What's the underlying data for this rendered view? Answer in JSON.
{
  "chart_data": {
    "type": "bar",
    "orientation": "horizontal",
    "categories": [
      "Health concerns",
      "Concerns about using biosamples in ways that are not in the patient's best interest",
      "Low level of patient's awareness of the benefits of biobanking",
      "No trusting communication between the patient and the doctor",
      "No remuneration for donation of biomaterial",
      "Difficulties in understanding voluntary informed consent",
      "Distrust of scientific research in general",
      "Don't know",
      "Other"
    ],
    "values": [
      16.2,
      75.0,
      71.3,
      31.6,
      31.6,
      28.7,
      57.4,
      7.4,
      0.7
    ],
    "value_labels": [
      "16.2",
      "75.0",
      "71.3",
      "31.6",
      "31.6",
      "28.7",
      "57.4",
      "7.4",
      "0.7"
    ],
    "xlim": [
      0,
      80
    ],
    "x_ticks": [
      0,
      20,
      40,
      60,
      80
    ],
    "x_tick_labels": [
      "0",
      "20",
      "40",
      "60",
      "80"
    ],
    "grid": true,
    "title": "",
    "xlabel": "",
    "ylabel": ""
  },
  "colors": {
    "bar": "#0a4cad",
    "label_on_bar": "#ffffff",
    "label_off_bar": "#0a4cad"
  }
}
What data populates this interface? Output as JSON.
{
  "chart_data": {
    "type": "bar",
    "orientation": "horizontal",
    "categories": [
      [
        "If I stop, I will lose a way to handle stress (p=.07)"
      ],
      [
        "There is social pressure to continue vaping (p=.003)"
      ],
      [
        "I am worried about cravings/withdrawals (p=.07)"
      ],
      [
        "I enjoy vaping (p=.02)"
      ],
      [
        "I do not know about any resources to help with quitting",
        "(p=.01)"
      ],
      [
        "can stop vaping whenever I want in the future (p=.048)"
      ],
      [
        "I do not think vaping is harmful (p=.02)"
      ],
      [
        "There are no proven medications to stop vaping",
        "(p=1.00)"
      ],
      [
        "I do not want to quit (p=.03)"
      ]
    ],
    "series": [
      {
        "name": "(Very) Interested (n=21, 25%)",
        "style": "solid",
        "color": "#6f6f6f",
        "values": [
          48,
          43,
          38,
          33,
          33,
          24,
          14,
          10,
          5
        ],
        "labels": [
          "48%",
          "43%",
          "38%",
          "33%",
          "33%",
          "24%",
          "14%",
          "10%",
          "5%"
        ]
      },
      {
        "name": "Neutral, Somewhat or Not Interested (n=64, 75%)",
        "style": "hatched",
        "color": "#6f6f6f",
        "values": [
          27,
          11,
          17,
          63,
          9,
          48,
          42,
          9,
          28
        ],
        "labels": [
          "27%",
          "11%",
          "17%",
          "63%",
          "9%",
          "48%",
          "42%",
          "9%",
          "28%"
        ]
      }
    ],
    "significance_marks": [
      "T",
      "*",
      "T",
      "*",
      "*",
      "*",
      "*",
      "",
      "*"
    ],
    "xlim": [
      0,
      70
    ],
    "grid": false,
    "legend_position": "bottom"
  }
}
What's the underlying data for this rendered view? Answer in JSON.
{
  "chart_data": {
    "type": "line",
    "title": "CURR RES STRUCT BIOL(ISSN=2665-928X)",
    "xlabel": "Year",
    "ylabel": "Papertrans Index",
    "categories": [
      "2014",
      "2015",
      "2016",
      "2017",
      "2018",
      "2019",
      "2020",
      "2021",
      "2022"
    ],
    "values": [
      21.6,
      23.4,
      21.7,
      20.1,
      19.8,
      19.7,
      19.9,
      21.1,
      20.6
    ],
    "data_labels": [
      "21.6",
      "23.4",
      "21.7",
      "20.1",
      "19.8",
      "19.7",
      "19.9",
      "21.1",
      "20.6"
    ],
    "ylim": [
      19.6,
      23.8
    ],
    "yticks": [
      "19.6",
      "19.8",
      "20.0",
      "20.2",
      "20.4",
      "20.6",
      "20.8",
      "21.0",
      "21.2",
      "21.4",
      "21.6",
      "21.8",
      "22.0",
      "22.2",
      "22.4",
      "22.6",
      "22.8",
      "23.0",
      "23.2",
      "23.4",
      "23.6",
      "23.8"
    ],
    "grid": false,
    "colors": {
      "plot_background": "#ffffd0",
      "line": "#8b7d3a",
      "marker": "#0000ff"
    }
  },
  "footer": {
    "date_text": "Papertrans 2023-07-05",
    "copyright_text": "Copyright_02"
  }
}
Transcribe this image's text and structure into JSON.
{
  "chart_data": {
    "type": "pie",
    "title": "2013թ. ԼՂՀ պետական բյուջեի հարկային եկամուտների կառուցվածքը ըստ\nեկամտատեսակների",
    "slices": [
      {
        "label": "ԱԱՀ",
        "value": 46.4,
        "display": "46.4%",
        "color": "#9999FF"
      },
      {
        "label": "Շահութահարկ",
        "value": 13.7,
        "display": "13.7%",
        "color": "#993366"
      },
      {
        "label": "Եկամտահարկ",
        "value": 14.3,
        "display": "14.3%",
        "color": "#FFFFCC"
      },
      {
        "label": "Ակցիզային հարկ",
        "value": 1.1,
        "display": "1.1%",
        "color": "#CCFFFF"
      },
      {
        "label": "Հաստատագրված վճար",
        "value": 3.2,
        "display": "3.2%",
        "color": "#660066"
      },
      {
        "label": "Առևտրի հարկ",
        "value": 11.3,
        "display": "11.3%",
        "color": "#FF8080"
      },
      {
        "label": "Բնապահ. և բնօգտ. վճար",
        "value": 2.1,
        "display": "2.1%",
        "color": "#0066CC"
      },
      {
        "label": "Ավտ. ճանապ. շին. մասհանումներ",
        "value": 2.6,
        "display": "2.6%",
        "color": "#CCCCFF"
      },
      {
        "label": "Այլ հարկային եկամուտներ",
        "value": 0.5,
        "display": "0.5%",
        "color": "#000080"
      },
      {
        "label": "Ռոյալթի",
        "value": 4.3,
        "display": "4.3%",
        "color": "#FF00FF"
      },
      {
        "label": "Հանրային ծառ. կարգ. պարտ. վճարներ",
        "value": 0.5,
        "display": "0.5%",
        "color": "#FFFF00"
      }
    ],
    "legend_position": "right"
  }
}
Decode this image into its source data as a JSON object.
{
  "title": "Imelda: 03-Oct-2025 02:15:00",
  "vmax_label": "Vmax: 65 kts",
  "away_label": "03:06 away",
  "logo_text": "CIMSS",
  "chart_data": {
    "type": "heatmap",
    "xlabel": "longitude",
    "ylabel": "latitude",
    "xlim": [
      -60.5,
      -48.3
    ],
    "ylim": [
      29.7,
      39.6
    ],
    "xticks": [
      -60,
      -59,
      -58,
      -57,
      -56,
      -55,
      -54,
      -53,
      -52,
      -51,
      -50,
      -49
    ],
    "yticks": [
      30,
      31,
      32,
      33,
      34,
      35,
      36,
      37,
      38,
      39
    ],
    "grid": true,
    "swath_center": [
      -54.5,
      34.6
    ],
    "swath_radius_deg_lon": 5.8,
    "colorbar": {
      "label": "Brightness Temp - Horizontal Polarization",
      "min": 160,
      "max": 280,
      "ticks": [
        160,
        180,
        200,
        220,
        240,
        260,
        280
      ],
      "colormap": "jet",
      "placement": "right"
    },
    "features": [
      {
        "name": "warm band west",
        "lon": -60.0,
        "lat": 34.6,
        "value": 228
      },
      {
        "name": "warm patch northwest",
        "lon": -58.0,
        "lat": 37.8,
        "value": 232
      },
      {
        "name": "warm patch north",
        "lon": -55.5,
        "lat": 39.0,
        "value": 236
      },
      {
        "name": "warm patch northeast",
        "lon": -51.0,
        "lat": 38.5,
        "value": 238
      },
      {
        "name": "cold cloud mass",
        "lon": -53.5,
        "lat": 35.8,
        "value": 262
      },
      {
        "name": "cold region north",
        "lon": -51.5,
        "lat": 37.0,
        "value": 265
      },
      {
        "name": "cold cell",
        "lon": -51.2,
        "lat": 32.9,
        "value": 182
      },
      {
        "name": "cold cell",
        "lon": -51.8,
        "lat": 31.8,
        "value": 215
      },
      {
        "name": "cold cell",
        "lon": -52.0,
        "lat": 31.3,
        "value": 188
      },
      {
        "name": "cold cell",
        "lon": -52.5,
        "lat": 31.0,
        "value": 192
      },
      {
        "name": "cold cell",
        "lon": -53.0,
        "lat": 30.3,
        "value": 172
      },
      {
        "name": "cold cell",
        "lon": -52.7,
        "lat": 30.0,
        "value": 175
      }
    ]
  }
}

----

* AIM *
Looking at the records above, count the lines where the word "Papertrans" appears. State only the number.

* WRITTEN ANSWER *
2